---------- RECORDS FOR THE EXERCISE
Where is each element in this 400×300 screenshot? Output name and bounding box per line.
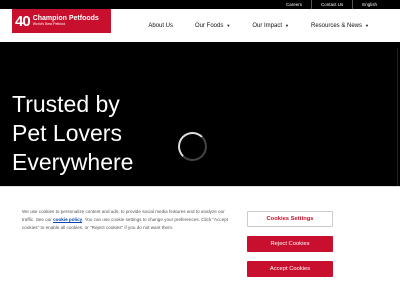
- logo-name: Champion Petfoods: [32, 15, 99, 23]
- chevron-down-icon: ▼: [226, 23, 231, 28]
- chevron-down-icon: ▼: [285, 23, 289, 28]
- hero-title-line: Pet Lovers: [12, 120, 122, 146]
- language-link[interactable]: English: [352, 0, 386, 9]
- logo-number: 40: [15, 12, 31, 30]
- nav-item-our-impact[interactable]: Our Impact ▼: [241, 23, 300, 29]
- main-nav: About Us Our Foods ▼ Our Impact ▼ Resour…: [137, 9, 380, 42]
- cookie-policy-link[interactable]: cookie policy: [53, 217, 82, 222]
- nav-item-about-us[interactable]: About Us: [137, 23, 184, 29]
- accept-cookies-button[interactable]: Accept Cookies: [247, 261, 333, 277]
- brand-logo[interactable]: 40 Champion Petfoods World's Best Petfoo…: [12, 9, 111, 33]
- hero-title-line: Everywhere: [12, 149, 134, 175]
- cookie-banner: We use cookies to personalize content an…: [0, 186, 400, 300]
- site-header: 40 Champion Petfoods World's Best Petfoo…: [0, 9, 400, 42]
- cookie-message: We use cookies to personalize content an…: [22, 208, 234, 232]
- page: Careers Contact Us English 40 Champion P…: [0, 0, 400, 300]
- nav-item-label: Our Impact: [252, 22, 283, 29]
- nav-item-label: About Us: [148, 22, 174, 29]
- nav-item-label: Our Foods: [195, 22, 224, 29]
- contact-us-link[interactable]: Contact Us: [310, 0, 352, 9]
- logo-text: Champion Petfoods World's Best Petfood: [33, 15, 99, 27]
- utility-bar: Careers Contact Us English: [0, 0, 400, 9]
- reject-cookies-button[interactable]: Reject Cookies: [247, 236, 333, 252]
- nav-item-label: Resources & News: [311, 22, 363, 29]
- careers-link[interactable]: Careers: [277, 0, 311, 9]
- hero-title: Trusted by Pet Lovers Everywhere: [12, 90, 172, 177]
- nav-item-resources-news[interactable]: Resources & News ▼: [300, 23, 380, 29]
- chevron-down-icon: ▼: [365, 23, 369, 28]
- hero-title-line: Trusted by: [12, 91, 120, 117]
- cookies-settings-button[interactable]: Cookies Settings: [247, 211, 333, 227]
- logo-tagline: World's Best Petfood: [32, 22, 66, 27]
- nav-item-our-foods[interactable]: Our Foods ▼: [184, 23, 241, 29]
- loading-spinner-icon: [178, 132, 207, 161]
--------------------
---------- RECORDS FOR THE EXERCISE
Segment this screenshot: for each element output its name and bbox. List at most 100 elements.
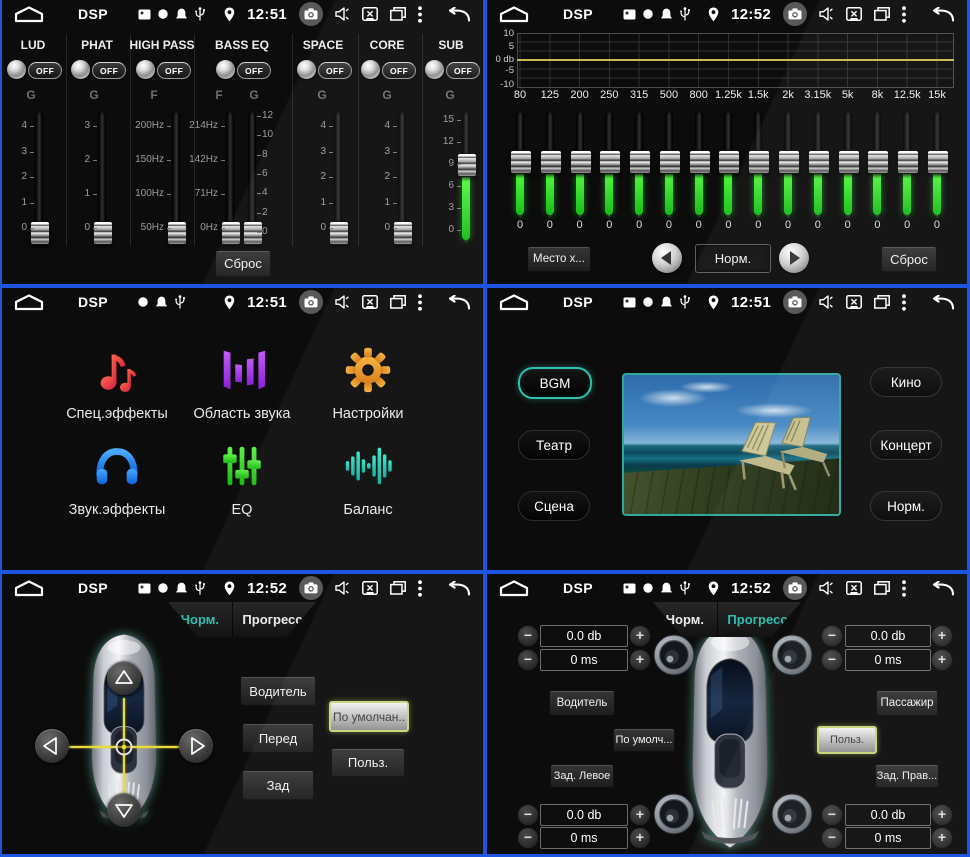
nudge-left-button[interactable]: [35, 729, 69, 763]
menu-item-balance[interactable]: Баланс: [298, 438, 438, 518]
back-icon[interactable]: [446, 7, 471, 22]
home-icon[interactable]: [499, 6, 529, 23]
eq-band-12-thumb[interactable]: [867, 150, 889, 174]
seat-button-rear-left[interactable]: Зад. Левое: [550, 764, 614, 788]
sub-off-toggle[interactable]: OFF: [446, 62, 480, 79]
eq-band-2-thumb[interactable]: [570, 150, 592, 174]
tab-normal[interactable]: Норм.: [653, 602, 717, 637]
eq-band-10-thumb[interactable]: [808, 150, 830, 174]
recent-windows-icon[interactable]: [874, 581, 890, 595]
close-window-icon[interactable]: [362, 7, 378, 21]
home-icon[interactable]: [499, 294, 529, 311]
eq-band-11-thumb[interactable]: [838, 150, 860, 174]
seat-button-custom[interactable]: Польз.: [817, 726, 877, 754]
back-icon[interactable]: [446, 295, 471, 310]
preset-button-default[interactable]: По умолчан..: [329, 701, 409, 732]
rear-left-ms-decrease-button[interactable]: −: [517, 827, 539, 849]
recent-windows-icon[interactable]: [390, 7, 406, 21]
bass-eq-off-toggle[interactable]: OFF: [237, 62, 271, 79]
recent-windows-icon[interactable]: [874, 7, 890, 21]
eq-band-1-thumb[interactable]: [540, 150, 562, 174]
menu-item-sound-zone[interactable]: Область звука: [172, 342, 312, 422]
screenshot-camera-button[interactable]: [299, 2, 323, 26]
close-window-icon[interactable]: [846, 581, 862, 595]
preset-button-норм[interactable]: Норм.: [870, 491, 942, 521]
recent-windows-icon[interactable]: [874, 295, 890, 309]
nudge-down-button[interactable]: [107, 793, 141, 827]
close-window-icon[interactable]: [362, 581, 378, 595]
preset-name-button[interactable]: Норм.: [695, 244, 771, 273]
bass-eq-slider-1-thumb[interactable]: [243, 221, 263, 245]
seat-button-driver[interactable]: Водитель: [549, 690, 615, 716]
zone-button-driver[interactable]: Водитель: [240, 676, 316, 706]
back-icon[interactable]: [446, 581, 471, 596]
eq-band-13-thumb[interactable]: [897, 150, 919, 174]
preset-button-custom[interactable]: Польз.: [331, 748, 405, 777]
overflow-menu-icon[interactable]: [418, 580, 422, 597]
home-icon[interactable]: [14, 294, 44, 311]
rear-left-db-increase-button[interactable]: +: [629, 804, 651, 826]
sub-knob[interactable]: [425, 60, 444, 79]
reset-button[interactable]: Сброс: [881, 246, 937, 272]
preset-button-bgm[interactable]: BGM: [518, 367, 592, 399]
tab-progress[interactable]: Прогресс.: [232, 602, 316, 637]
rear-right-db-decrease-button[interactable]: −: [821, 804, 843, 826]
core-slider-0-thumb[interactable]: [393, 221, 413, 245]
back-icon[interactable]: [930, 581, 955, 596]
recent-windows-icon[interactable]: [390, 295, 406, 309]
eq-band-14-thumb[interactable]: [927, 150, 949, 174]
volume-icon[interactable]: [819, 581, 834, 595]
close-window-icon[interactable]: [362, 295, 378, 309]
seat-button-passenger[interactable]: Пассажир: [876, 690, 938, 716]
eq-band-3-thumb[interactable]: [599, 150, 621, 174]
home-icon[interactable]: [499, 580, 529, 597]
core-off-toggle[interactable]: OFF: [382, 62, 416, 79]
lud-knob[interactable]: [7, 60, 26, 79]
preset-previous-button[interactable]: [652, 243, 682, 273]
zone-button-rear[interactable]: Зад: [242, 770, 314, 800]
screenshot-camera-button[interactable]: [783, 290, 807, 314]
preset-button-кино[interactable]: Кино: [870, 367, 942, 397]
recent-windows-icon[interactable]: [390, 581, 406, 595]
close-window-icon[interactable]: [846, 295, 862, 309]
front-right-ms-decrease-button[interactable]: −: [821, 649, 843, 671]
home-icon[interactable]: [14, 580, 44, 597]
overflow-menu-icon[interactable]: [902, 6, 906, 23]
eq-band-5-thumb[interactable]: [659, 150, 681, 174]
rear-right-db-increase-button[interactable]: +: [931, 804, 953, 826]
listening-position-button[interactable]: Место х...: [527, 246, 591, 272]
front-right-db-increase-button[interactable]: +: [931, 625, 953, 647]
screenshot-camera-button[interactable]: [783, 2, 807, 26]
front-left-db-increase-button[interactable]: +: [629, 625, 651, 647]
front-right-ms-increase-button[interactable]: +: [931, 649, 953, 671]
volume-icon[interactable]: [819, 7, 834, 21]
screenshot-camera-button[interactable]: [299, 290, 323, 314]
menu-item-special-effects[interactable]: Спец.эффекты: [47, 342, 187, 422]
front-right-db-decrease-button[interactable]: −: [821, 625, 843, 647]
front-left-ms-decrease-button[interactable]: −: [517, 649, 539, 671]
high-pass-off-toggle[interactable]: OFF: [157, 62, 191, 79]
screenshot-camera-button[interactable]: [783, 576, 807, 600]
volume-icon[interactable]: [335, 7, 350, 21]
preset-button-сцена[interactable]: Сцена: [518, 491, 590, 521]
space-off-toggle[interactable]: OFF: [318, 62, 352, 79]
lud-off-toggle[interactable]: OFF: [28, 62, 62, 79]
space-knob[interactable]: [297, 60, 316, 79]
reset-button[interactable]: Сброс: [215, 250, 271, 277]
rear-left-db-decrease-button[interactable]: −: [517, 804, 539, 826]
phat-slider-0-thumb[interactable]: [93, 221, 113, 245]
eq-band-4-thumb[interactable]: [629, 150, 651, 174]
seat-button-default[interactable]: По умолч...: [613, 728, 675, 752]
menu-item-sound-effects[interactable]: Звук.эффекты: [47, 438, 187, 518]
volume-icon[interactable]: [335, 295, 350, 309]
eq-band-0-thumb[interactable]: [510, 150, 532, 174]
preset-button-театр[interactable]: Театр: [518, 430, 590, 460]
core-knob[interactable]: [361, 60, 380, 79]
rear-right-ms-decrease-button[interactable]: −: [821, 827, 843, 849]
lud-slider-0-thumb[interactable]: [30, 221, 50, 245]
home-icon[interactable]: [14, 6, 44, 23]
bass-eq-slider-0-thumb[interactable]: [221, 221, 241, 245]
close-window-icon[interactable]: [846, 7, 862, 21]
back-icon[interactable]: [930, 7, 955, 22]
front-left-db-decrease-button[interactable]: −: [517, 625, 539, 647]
--------------------
Copy the rows from the one containing "nudge-left-button[interactable]: [35, 729, 69, 763]" through the one containing "close-window-icon[interactable]: [362, 7, 378, 21]", including both, reproducing each line without changes.

**TASK OUTPUT**
nudge-left-button[interactable]: [35, 729, 69, 763]
menu-item-balance[interactable]: Баланс: [298, 438, 438, 518]
back-icon[interactable]: [446, 7, 471, 22]
home-icon[interactable]: [499, 6, 529, 23]
eq-band-12-thumb[interactable]: [867, 150, 889, 174]
seat-button-rear-left[interactable]: Зад. Левое: [550, 764, 614, 788]
sub-off-toggle[interactable]: OFF: [446, 62, 480, 79]
eq-band-2-thumb[interactable]: [570, 150, 592, 174]
tab-normal[interactable]: Норм.: [653, 602, 717, 637]
eq-band-10-thumb[interactable]: [808, 150, 830, 174]
recent-windows-icon[interactable]: [874, 581, 890, 595]
close-window-icon[interactable]: [362, 7, 378, 21]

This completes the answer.